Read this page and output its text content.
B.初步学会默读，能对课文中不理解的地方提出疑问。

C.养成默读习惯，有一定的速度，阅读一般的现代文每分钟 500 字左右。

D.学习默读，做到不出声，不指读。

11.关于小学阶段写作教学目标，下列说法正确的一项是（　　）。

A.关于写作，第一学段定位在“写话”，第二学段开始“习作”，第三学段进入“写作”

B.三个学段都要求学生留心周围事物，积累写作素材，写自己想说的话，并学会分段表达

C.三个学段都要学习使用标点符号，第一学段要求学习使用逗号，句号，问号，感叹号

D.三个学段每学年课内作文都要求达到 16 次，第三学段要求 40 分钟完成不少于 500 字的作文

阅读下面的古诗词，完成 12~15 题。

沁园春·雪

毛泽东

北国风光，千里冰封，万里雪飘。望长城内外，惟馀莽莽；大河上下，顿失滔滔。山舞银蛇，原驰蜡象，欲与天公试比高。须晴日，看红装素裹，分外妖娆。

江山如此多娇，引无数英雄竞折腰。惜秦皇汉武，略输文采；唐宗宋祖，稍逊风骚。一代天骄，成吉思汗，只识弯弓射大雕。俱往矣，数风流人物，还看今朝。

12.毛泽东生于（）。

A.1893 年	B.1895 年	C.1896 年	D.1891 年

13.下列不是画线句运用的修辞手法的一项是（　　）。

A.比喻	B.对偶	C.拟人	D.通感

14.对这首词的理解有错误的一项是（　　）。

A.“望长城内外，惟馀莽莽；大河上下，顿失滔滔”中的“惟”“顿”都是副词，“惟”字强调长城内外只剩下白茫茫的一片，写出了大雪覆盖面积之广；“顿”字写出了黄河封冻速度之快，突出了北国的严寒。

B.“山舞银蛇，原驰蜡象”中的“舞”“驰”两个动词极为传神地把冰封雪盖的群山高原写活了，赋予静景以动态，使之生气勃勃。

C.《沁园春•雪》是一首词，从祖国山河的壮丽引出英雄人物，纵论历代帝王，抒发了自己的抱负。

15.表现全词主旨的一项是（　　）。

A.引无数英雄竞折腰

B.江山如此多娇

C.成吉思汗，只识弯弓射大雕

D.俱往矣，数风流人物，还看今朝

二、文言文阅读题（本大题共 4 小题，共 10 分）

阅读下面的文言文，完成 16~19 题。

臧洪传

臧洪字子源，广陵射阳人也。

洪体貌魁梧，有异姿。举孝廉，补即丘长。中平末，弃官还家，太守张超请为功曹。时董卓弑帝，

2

REQUIREMENTS - Count the lines above that contain the word "江山如此多娇", and give only that number.

RESULT OF THIS EXERCISE - 2